■ Given task ■
Below is a listing to write out in full, exactly as given, without its pictures.

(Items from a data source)
┄┄┄┄┄┄

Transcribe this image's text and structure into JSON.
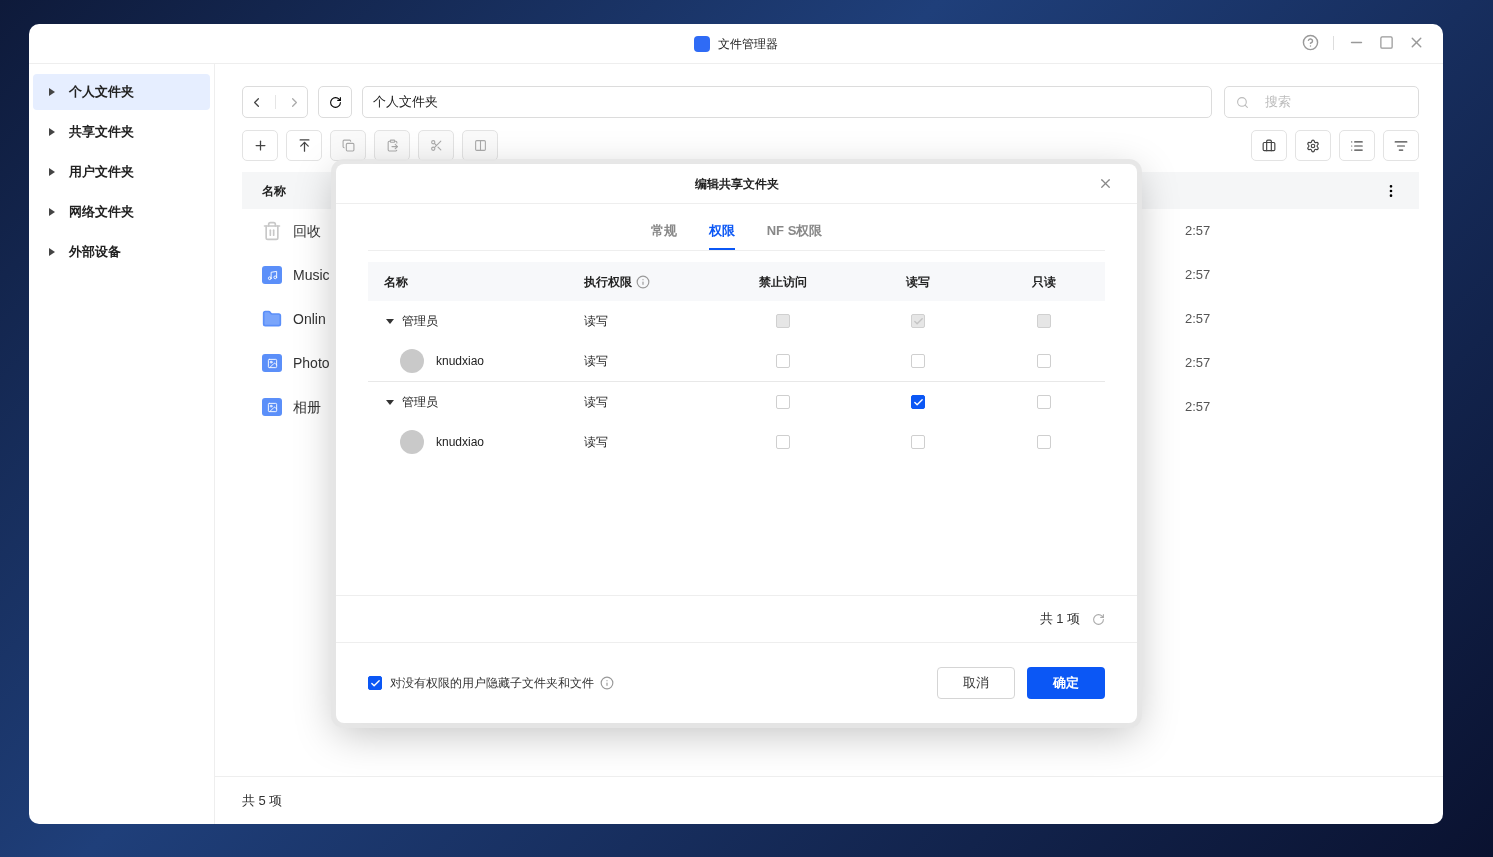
{
  "window": {
    "title": "文件管理器"
  },
  "sidebar": {
    "items": [
      {
        "label": "个人文件夹",
        "selected": true
      },
      {
        "label": "共享文件夹",
        "selected": false
      },
      {
        "label": "用户文件夹",
        "selected": false
      },
      {
        "label": "网络文件夹",
        "selected": false
      },
      {
        "label": "外部设备",
        "selected": false
      }
    ]
  },
  "path_bar": {
    "value": "个人文件夹"
  },
  "search": {
    "placeholder": "搜索"
  },
  "file_list": {
    "columns": [
      "名称"
    ],
    "rows": [
      {
        "name": "回收",
        "kind": "trash",
        "time": "2:57"
      },
      {
        "name": "Music",
        "kind": "music",
        "time": "2:57"
      },
      {
        "name": "Onlin",
        "kind": "folder",
        "time": "2:57"
      },
      {
        "name": "Photo",
        "kind": "photo",
        "time": "2:57"
      },
      {
        "name": "相册",
        "kind": "photo",
        "time": "2:57"
      }
    ]
  },
  "status_bar": "共 5 项",
  "dialog": {
    "title": "编辑共享文件夹",
    "tabs": [
      {
        "label": "常规",
        "selected": false
      },
      {
        "label": "权限",
        "selected": true
      },
      {
        "label": "NF S权限",
        "selected": false
      }
    ],
    "columns": [
      "名称",
      "执行权限",
      "禁止访问",
      "读写",
      "只读"
    ],
    "rows": [
      {
        "name": "管理员",
        "kind": "group",
        "expanded": true,
        "exec": "读写",
        "deny": {
          "checked": false,
          "disabled": true
        },
        "read_write": {
          "checked": true,
          "disabled": true
        },
        "read_only": {
          "checked": false,
          "disabled": true
        },
        "children": [
          {
            "name": "knudxiao",
            "kind": "user",
            "exec": "读写",
            "deny": {
              "checked": false,
              "disabled": false
            },
            "read_write": {
              "checked": false,
              "disabled": false
            },
            "read_only": {
              "checked": false,
              "disabled": false
            }
          }
        ]
      },
      {
        "name": "管理员",
        "kind": "group",
        "expanded": true,
        "exec": "读写",
        "deny": {
          "checked": false,
          "disabled": false
        },
        "read_write": {
          "checked": true,
          "disabled": false
        },
        "read_only": {
          "checked": false,
          "disabled": false
        },
        "children": [
          {
            "name": "knudxiao",
            "kind": "user",
            "exec": "读写",
            "deny": {
              "checked": false,
              "disabled": false
            },
            "read_write": {
              "checked": false,
              "disabled": false
            },
            "read_only": {
              "checked": false,
              "disabled": false
            }
          }
        ]
      }
    ],
    "count": "共 1 项",
    "hide_option": {
      "label": "对没有权限的用户隐藏子文件夹和文件",
      "checked": true
    },
    "buttons": {
      "cancel": "取消",
      "ok": "确定"
    }
  }
}
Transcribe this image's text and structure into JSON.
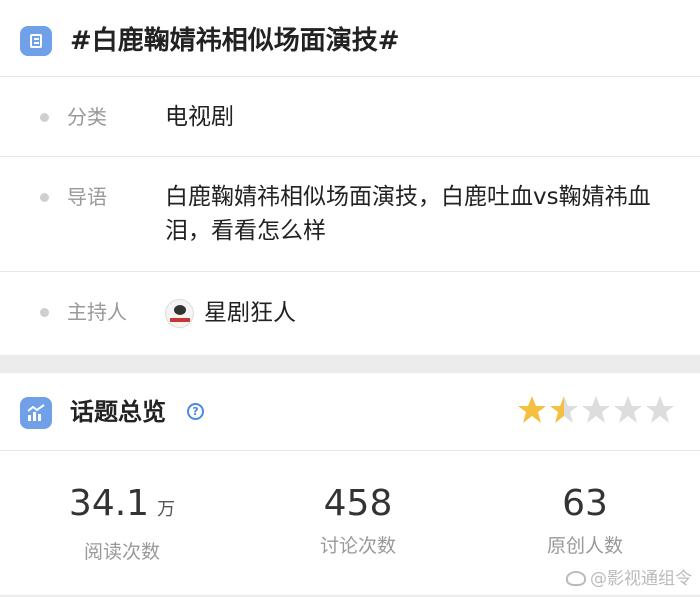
{
  "topic": {
    "title": "#白鹿鞠婧祎相似场面演技#",
    "icon": "document-list-icon"
  },
  "info": {
    "category_label": "分类",
    "category_value": "电视剧",
    "guide_label": "导语",
    "guide_value": "白鹿鞠婧祎相似场面演技，白鹿吐血vs鞠婧祎血泪，看看怎么样",
    "host_label": "主持人",
    "host_name": "星剧狂人",
    "host_avatar": "avatar"
  },
  "overview": {
    "title": "话题总览",
    "help_icon": "question-circle-icon",
    "chart_icon": "trend-chart-icon",
    "rating_value": 1.5,
    "rating_max": 5,
    "star_color": "#f5c042",
    "star_empty_color": "#dddddd"
  },
  "stats": [
    {
      "value": "34.1",
      "unit": "万",
      "label": "阅读次数"
    },
    {
      "value": "458",
      "unit": "",
      "label": "讨论次数"
    },
    {
      "value": "63",
      "unit": "",
      "label": "原创人数"
    }
  ],
  "watermark": {
    "text": "@影视通组令",
    "icon": "weibo-icon"
  },
  "colors": {
    "accent": "#6fa0e8",
    "help": "#4a8ae0"
  }
}
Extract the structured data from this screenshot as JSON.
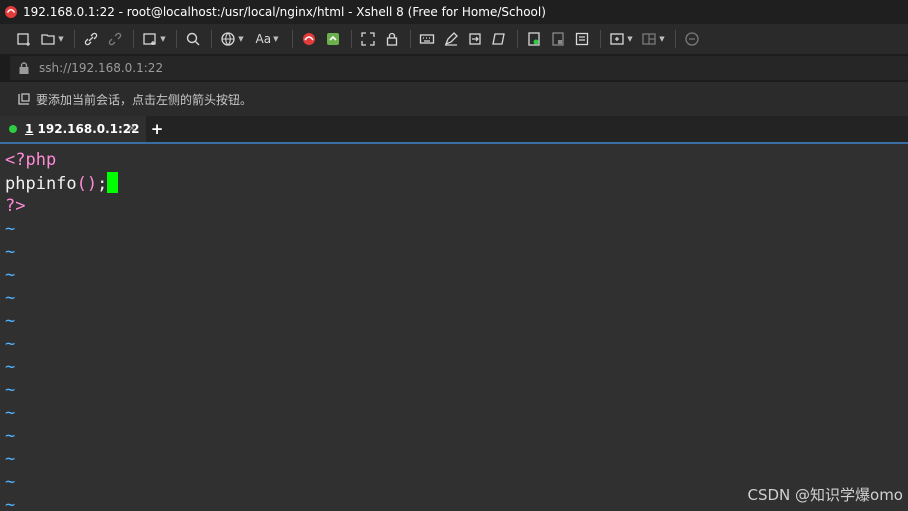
{
  "window": {
    "title": "192.168.0.1:22 - root@localhost:/usr/local/nginx/html - Xshell 8 (Free for Home/School)"
  },
  "toolbar": {
    "font_button_label": "Aa"
  },
  "address": {
    "url": "ssh://192.168.0.1:22"
  },
  "hint": {
    "text": "要添加当前会话，点击左侧的箭头按钮。"
  },
  "tabs": [
    {
      "number": "1",
      "label": " 192.168.0.1:22",
      "close": "×",
      "status_color": "#2ecc40"
    }
  ],
  "new_tab_label": "+",
  "terminal": {
    "lines": [
      {
        "segments": [
          {
            "text": "<?php",
            "color": "pink"
          }
        ]
      },
      {
        "segments": [
          {
            "text": "phpinfo",
            "color": "white"
          },
          {
            "text": "()",
            "color": "pink"
          },
          {
            "text": ";",
            "color": "white"
          }
        ],
        "cursor": true
      },
      {
        "segments": [
          {
            "text": "?>",
            "color": "pink"
          }
        ]
      }
    ],
    "tilde_count": 13,
    "tilde_char": "~",
    "cursor_color": "#00ff00"
  },
  "watermark": "CSDN @知识学爆omo",
  "colors": {
    "pink": "#ff8bd8",
    "tilde": "#4fb3ff",
    "background": "#303030"
  }
}
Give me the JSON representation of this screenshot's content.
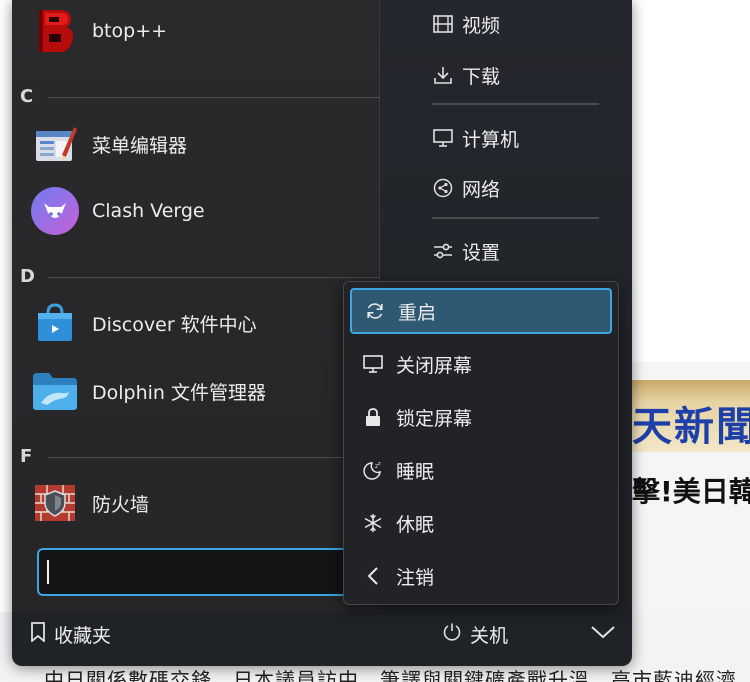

┄┄┄┄┄┄

■ Written answer ■
Transcribe this image's text and structure into JSON.
{
  "window": {
    "title": "文件管理器"
  },
  "sidebar": {
    "items": [
      {
        "label": "个人文件夹",
        "selected": true
      },
      {
        "label": "共享文件夹",
        "selected": false
      },
      {
        "label": "用户文件夹",
        "selected": false
      },
      {
        "label": "网络文件夹",
        "selected": false
      },
      {
        "label": "外部设备",
        "selected": false
      }
    ]
  },
  "path_bar": {
    "value": "个人文件夹"
  },
  "search": {
    "placeholder": "搜索"
  },
  "file_list": {
    "columns": [
      "名称"
    ],
    "rows": [
      {
        "name": "回收",
        "kind": "trash",
        "time": "2:57"
      },
      {
        "name": "Music",
        "kind": "music",
        "time": "2:57"
      },
      {
        "name": "Onlin",
        "kind": "folder",
        "time": "2:57"
      },
      {
        "name": "Photo",
        "kind": "photo",
        "time": "2:57"
      },
      {
        "name": "相册",
        "kind": "photo",
        "time": "2:57"
      }
    ]
  },
  "status_bar": "共 5 项",
  "dialog": {
    "title": "编辑共享文件夹",
    "tabs": [
      {
        "label": "常规",
        "selected": false
      },
      {
        "label": "权限",
        "selected": true
      },
      {
        "label": "NF S权限",
        "selected": false
      }
    ],
    "columns": [
      "名称",
      "执行权限",
      "禁止访问",
      "读写",
      "只读"
    ],
    "rows": [
      {
        "name": "管理员",
        "kind": "group",
        "expanded": true,
        "exec": "读写",
        "deny": {
          "checked": false,
          "disabled": true
        },
        "read_write": {
          "checked": true,
          "disabled": true
        },
        "read_only": {
          "checked": false,
          "disabled": true
        },
        "children": [
          {
            "name": "knudxiao",
            "kind": "user",
            "exec": "读写",
            "deny": {
              "checked": false,
              "disabled": false
            },
            "read_write": {
              "checked": false,
              "disabled": false
            },
            "read_only": {
              "checked": false,
              "disabled": false
            }
          }
        ]
      },
      {
        "name": "管理员",
        "kind": "group",
        "expanded": true,
        "exec": "读写",
        "deny": {
          "checked": false,
          "disabled": false
        },
        "read_write": {
          "checked": true,
          "disabled": false
        },
        "read_only": {
          "checked": false,
          "disabled": false
        },
        "children": [
          {
            "name": "knudxiao",
            "kind": "user",
            "exec": "读写",
            "deny": {
              "checked": false,
              "disabled": false
            },
            "read_write": {
              "checked": false,
              "disabled": false
            },
            "read_only": {
              "checked": false,
              "disabled": false
            }
          }
        ]
      }
    ],
    "count": "共 1 项",
    "hide_option": {
      "label": "对没有权限的用户隐藏子文件夹和文件",
      "checked": true
    },
    "buttons": {
      "cancel": "取消",
      "ok": "确定"
    }
  }
}
Transcribe this image's text and structure into JSON.
{
  "topic": {
    "title": "#白鹿鞠婧祎相似场面演技#",
    "icon": "document-list-icon"
  },
  "info": {
    "category_label": "分类",
    "category_value": "电视剧",
    "guide_label": "导语",
    "guide_value": "白鹿鞠婧祎相似场面演技，白鹿吐血vs鞠婧祎血泪，看看怎么样",
    "host_label": "主持人",
    "host_name": "星剧狂人",
    "host_avatar": "avatar"
  },
  "overview": {
    "title": "话题总览",
    "help_icon": "question-circle-icon",
    "chart_icon": "trend-chart-icon",
    "rating_value": 1.5,
    "rating_max": 5,
    "star_color": "#f5c042",
    "star_empty_color": "#dddddd"
  },
  "stats": [
    {
      "value": "34.1",
      "unit": "万",
      "label": "阅读次数"
    },
    {
      "value": "458",
      "unit": "",
      "label": "讨论次数"
    },
    {
      "value": "63",
      "unit": "",
      "label": "原创人数"
    }
  ],
  "watermark": {
    "text": "@影视通组令",
    "icon": "weibo-icon"
  },
  "colors": {
    "accent": "#6fa0e8",
    "help": "#4a8ae0"
  }
}
Extract the structured data from this screenshot as JSON.
{
  "window": {
    "title": "192.168.0.1:22 - root@localhost:/usr/local/nginx/html - Xshell 8 (Free for Home/School)"
  },
  "toolbar": {
    "font_button_label": "Aa"
  },
  "address": {
    "url": "ssh://192.168.0.1:22"
  },
  "hint": {
    "text": "要添加当前会话，点击左侧的箭头按钮。"
  },
  "tabs": [
    {
      "number": "1",
      "label": " 192.168.0.1:22",
      "close": "×",
      "status_color": "#2ecc40"
    }
  ],
  "new_tab_label": "+",
  "terminal": {
    "lines": [
      {
        "segments": [
          {
            "text": "<?php",
            "color": "pink"
          }
        ]
      },
      {
        "segments": [
          {
            "text": "phpinfo",
            "color": "white"
          },
          {
            "text": "()",
            "color": "pink"
          },
          {
            "text": ";",
            "color": "white"
          }
        ],
        "cursor": true
      },
      {
        "segments": [
          {
            "text": "?>",
            "color": "pink"
          }
        ]
      }
    ],
    "tilde_count": 13,
    "tilde_char": "~",
    "cursor_color": "#00ff00"
  },
  "watermark": "CSDN @知识学爆omo",
  "colors": {
    "pink": "#ff8bd8",
    "tilde": "#4fb3ff",
    "background": "#303030"
  }
}
Give me the JSON representation of this screenshot's content.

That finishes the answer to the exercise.